**RECORD EXTRACTS**
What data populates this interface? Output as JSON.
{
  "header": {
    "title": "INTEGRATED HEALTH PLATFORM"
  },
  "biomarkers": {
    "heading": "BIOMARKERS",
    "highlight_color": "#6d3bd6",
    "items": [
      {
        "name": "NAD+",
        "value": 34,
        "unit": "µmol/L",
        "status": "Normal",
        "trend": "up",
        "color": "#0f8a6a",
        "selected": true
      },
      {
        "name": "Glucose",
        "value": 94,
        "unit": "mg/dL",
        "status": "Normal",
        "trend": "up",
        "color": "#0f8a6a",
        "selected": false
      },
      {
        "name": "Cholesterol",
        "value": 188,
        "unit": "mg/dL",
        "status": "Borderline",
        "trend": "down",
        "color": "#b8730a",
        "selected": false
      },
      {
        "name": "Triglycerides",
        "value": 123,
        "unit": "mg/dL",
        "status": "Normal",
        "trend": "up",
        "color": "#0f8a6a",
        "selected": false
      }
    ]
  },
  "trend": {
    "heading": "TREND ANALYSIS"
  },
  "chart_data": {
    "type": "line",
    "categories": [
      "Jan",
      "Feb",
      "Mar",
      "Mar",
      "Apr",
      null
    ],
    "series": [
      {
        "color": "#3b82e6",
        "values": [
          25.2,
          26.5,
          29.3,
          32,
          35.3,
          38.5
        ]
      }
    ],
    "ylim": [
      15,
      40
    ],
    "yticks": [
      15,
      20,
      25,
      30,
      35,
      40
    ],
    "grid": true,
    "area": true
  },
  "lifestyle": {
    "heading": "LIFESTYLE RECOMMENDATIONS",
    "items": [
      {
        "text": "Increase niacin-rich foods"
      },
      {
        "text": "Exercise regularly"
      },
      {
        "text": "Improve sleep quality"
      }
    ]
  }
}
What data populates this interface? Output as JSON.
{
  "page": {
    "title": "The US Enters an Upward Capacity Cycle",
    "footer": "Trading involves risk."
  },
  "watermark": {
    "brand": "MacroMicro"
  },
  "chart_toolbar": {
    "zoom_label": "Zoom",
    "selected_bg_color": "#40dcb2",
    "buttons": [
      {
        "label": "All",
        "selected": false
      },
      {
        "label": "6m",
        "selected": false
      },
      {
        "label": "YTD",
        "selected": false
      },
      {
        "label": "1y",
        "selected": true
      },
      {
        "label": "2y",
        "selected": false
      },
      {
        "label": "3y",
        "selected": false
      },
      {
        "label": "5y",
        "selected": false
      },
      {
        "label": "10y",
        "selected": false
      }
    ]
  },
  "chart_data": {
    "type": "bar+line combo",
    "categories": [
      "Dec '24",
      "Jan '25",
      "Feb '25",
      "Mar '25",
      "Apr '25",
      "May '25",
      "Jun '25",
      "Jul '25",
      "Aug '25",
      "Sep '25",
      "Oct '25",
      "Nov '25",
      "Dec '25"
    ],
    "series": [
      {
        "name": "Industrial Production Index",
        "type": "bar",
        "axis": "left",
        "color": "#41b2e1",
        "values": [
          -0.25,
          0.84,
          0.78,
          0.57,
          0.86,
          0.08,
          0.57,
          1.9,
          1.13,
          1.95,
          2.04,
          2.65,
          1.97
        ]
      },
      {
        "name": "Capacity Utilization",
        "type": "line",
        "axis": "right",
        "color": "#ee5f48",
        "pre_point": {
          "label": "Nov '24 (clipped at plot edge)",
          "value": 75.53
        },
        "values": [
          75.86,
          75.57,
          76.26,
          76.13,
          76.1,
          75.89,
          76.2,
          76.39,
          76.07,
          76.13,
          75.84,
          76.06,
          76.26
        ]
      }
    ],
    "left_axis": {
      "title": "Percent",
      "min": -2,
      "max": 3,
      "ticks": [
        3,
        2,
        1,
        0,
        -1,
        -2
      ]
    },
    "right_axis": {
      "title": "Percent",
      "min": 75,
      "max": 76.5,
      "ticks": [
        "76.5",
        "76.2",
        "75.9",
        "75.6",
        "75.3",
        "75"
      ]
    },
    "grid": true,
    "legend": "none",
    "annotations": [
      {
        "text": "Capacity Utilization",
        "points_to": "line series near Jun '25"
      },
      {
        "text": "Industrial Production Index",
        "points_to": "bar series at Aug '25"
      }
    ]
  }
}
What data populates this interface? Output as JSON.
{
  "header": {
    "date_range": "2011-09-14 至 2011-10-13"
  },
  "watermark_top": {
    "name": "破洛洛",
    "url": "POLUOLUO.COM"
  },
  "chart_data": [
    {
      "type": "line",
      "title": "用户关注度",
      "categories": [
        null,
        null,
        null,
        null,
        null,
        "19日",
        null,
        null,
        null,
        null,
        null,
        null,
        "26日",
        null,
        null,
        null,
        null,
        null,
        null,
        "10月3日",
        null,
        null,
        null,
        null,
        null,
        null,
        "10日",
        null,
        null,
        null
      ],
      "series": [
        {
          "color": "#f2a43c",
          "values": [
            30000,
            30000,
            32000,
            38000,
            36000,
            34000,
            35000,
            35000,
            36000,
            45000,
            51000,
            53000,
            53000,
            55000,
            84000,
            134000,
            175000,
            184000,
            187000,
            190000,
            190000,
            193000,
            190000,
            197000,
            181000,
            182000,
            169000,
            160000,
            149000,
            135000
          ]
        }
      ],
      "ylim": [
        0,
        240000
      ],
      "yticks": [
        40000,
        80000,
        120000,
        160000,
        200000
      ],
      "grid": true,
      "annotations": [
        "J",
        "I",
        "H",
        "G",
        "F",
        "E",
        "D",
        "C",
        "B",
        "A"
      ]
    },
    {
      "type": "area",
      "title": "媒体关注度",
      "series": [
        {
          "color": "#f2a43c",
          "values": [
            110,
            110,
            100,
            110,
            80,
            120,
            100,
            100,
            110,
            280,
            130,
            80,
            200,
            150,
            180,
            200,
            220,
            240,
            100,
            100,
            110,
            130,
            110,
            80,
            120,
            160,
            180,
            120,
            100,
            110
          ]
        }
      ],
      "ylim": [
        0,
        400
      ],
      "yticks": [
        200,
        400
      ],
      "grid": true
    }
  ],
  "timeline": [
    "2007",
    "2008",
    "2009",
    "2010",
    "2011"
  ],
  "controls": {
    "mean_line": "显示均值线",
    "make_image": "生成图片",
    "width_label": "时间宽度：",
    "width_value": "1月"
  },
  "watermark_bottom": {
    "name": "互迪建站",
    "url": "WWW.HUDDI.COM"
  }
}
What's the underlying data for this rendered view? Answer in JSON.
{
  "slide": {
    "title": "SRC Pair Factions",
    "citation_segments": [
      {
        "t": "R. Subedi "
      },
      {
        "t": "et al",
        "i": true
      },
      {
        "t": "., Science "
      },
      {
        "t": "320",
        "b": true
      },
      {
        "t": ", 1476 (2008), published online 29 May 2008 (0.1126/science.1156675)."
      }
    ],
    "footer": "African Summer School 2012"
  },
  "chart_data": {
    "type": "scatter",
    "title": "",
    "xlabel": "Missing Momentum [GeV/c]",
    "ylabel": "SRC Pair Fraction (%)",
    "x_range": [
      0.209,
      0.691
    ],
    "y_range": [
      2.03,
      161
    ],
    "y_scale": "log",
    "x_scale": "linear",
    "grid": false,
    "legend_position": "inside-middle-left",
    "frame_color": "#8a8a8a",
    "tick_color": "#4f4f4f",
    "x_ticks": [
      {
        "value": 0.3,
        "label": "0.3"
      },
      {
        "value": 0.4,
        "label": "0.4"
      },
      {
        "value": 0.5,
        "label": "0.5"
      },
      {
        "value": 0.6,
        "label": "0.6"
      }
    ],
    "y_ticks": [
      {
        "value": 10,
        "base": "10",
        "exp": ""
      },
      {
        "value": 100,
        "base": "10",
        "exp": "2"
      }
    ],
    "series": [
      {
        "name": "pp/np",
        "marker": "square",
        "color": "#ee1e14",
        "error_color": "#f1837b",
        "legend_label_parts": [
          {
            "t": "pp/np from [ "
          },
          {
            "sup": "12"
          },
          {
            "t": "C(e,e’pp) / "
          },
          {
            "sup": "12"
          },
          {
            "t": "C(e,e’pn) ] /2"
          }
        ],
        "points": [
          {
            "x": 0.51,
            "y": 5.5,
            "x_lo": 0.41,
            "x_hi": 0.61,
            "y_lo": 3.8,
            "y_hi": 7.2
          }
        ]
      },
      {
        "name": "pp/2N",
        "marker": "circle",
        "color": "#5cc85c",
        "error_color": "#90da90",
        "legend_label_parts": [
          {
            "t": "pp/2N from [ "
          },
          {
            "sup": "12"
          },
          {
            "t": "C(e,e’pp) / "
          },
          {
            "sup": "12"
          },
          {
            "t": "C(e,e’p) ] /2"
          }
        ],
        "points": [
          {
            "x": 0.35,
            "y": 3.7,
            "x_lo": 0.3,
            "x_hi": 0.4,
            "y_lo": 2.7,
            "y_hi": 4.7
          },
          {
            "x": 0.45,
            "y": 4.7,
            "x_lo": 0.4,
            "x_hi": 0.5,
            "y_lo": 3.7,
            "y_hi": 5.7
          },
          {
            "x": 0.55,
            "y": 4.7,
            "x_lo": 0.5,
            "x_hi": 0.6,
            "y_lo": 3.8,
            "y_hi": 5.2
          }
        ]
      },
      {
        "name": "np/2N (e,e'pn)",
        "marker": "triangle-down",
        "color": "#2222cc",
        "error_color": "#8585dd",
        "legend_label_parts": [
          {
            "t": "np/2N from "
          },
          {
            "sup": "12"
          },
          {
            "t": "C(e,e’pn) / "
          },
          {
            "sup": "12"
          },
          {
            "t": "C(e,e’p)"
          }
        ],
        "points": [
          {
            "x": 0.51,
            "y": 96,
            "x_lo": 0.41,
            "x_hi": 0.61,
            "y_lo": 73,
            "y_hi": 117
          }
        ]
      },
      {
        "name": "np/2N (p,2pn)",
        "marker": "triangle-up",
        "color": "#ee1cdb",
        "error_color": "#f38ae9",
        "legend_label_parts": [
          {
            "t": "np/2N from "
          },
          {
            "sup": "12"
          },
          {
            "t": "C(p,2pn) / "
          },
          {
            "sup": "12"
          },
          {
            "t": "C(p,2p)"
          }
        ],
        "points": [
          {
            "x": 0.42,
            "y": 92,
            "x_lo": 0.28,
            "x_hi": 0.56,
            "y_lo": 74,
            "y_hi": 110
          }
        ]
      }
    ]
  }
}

**YOUR OBJECTIVE**
What is the number of lines in these records that contain "footer"? Reply with the number only.

**OUTPUT**
2